▶
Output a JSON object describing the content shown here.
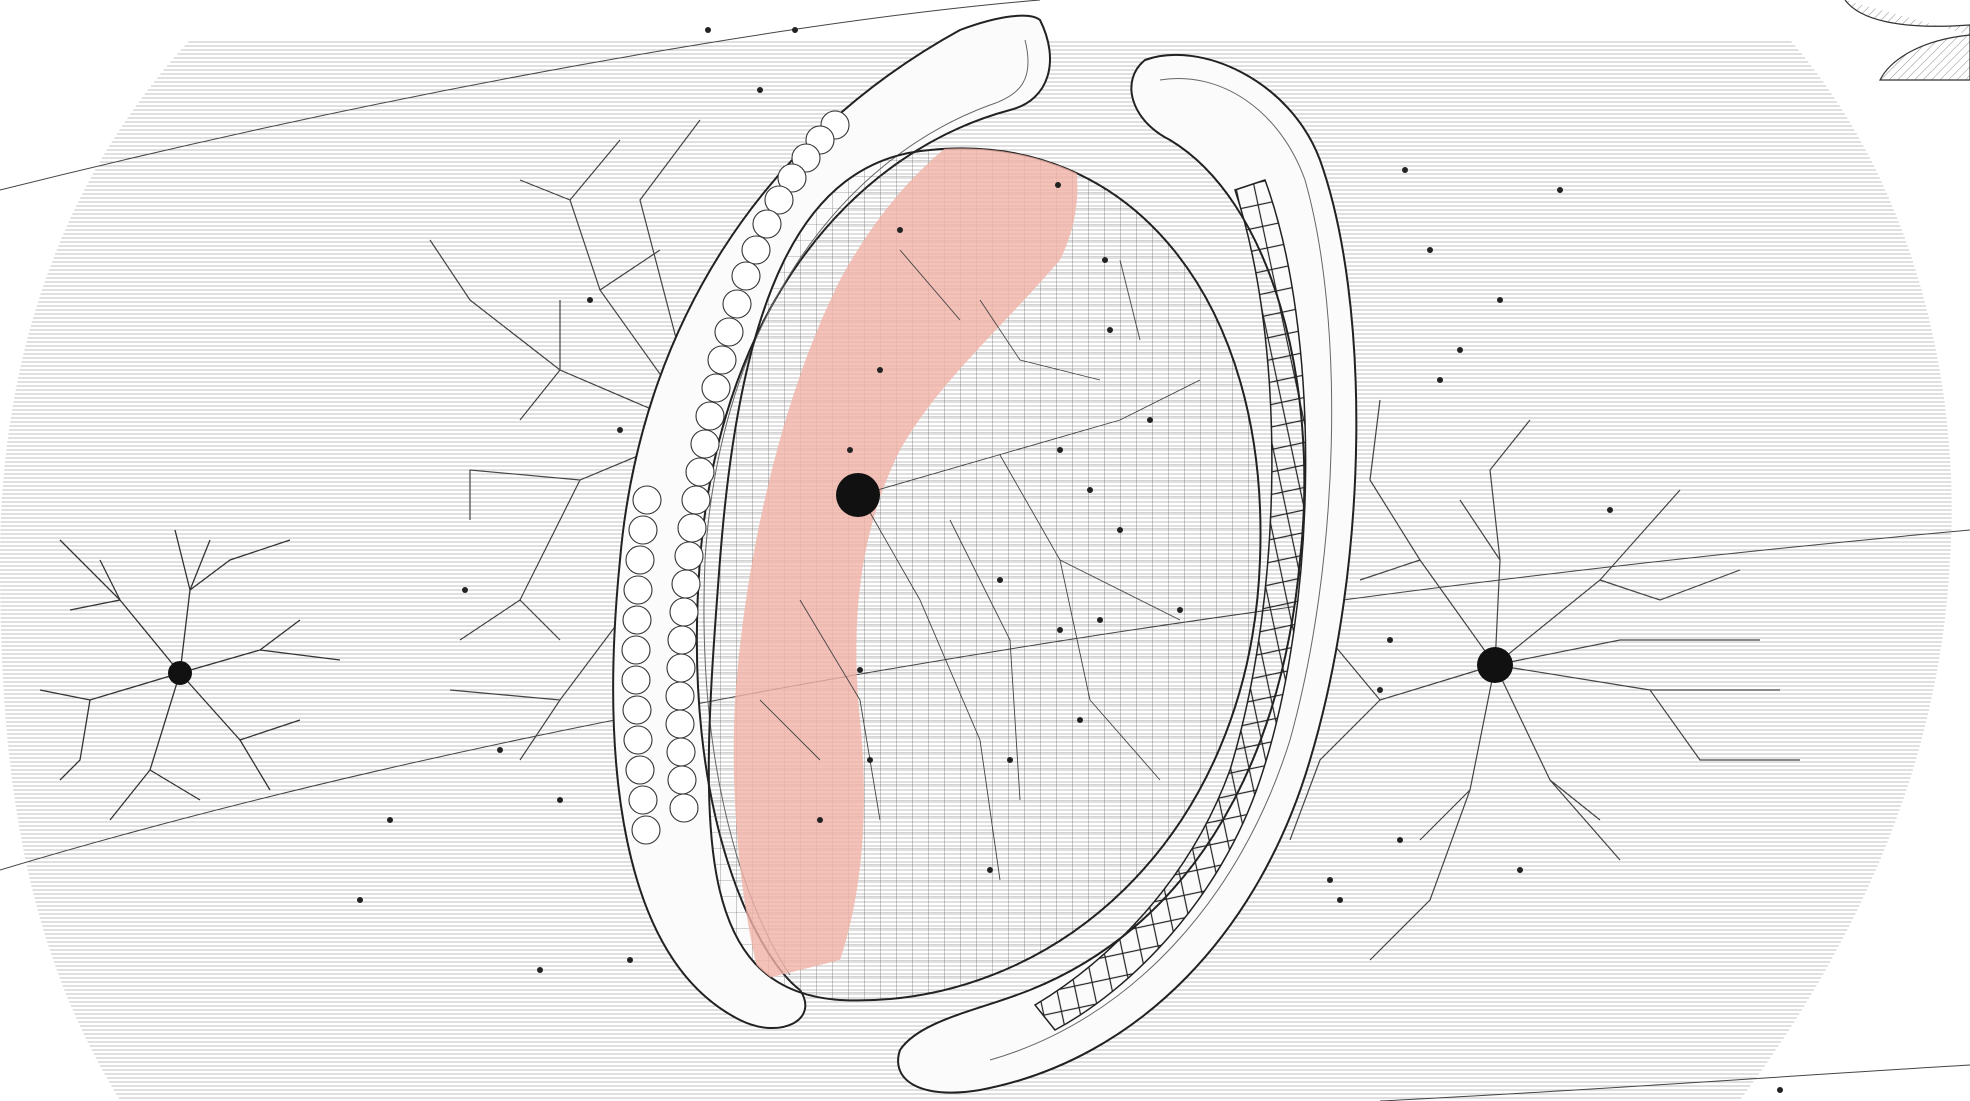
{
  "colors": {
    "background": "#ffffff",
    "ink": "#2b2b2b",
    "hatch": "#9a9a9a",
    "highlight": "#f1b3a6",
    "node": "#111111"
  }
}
◀
▸ Required task: Exclude the pictures and repeat every other part of the records word for word.

▸ Answer:
Output a JSON object describing the content shown here.
{
  "colors": {
    "background": "#ffffff",
    "ink": "#2b2b2b",
    "hatch": "#9a9a9a",
    "highlight": "#f1b3a6",
    "node": "#111111"
  }
}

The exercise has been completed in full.